Problem statement:
Show every line below where "standard" can be found.

-- Information provided start --

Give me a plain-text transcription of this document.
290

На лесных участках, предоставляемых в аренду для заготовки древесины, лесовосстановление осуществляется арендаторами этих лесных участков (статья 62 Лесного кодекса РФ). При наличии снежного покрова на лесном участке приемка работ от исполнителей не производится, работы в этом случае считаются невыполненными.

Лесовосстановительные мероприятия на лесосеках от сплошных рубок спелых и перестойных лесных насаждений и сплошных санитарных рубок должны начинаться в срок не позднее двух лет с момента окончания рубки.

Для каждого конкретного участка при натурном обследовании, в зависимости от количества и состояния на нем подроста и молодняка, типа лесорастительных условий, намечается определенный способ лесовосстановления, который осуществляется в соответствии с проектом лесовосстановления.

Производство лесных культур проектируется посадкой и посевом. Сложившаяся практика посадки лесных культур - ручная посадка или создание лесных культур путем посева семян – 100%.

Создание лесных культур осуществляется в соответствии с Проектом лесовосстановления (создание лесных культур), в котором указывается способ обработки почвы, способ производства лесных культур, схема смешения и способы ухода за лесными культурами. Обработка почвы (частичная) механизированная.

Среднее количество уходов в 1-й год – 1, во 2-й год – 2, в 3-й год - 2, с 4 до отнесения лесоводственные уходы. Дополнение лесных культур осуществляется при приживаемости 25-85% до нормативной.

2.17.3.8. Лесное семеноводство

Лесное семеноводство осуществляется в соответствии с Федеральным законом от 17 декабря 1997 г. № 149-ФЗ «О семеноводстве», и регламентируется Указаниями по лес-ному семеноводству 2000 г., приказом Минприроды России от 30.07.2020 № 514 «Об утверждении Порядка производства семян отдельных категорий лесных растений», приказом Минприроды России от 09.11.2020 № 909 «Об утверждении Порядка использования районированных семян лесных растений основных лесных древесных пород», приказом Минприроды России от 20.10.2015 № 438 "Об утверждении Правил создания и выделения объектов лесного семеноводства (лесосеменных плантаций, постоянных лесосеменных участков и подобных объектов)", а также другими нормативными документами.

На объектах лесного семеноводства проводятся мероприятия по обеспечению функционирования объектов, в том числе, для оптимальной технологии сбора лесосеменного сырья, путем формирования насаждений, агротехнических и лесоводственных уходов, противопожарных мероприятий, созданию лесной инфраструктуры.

-- Information provided end --
-- Information provided start --

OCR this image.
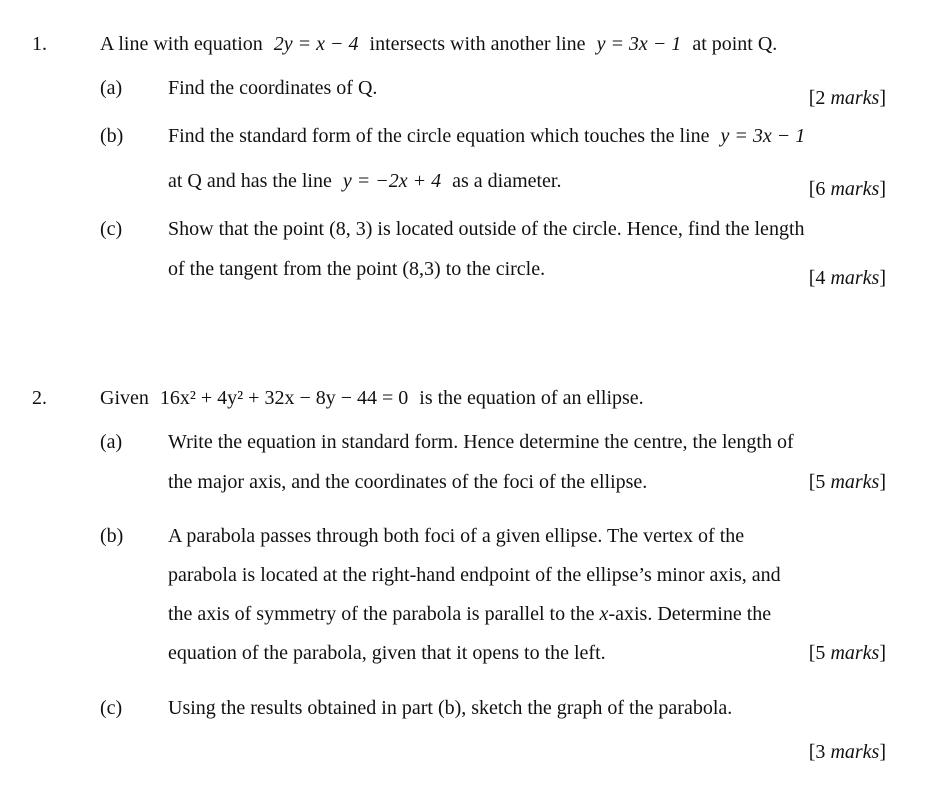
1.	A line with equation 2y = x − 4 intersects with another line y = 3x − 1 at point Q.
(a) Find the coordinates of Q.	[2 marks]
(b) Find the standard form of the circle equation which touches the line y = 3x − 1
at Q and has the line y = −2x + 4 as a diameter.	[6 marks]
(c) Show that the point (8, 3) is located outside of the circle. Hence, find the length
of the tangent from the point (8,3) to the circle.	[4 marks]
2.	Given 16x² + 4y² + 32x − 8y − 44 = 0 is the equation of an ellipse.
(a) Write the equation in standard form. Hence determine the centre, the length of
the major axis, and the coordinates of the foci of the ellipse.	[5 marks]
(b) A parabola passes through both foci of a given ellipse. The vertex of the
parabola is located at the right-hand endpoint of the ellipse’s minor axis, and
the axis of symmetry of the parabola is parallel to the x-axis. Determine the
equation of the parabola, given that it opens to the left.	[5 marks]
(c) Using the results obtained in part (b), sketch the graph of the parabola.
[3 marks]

-- Information provided end --

Output:
(b) Find the standard form of the circle equation which touches the line y = 3x − 1
(a) Write the equation in standard form. Hence determine the centre, the length of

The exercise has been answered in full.